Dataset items
----
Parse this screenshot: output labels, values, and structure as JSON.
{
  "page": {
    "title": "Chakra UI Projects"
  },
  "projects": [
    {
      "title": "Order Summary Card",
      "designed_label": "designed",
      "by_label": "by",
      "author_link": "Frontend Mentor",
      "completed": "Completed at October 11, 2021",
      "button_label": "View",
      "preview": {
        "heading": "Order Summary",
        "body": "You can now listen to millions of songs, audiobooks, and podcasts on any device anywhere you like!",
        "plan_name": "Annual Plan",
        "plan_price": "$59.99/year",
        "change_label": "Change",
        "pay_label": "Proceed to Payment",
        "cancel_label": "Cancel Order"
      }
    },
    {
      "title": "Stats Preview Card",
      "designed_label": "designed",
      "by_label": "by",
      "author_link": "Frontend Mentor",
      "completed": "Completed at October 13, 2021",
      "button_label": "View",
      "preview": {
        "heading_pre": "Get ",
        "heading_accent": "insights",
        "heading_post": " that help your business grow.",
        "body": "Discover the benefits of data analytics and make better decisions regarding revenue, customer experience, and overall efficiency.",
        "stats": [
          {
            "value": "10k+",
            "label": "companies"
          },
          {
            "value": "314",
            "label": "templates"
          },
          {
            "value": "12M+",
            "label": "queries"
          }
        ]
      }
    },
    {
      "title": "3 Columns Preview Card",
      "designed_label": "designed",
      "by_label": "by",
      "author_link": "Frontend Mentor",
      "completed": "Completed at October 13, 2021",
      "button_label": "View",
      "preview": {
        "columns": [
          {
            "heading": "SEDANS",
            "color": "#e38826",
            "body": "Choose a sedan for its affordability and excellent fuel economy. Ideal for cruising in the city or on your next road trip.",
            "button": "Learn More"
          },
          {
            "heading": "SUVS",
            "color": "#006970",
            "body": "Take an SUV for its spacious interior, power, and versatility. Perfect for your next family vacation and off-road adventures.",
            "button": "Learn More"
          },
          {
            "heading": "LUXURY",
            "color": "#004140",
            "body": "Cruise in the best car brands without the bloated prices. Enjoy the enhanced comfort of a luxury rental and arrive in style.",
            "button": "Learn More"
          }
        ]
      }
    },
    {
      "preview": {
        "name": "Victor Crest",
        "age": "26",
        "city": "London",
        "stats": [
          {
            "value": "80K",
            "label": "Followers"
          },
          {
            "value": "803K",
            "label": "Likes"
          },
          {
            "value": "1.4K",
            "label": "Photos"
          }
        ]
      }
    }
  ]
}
----
» **YOUR INSTRUCTIONS**: Go through the records and print each one exactly.

» **TASK SOLUTION**:
Parse this screenshot: output labels, values, and structure as JSON.
{
  "page": {
    "title": "Chakra UI Projects"
  },
  "projects": [
    {
      "title": "Order Summary Card",
      "designed_label": "designed",
      "by_label": "by",
      "author_link": "Frontend Mentor",
      "completed": "Completed at October 11, 2021",
      "button_label": "View",
      "preview": {
        "heading": "Order Summary",
        "body": "You can now listen to millions of songs, audiobooks, and podcasts on any device anywhere you like!",
        "plan_name": "Annual Plan",
        "plan_price": "$59.99/year",
        "change_label": "Change",
        "pay_label": "Proceed to Payment",
        "cancel_label": "Cancel Order"
      }
    },
    {
      "title": "Stats Preview Card",
      "designed_label": "designed",
      "by_label": "by",
      "author_link": "Frontend Mentor",
      "completed": "Completed at October 13, 2021",
      "button_label": "View",
      "preview": {
        "heading_pre": "Get ",
        "heading_accent": "insights",
        "heading_post": " that help your business grow.",
        "body": "Discover the benefits of data analytics and make better decisions regarding revenue, customer experience, and overall efficiency.",
        "stats": [
          {
            "value": "10k+",
            "label": "companies"
          },
          {
            "value": "314",
            "label": "templates"
          },
          {
            "value": "12M+",
            "label": "queries"
          }
        ]
      }
    },
    {
      "title": "3 Columns Preview Card",
      "designed_label": "designed",
      "by_label": "by",
      "author_link": "Frontend Mentor",
      "completed": "Completed at October 13, 2021",
      "button_label": "View",
      "preview": {
        "columns": [
          {
            "heading": "SEDANS",
            "color": "#e38826",
            "body": "Choose a sedan for its affordability and excellent fuel economy. Ideal for cruising in the city or on your next road trip.",
            "button": "Learn More"
          },
          {
            "heading": "SUVS",
            "color": "#006970",
            "body": "Take an SUV for its spacious interior, power, and versatility. Perfect for your next family vacation and off-road adventures.",
            "button": "Learn More"
          },
          {
            "heading": "LUXURY",
            "color": "#004140",
            "body": "Cruise in the best car brands without the bloated prices. Enjoy the enhanced comfort of a luxury rental and arrive in style.",
            "button": "Learn More"
          }
        ]
      }
    },
    {
      "preview": {
        "name": "Victor Crest",
        "age": "26",
        "city": "London",
        "stats": [
          {
            "value": "80K",
            "label": "Followers"
          },
          {
            "value": "803K",
            "label": "Likes"
          },
          {
            "value": "1.4K",
            "label": "Photos"
          }
        ]
      }
    }
  ]
}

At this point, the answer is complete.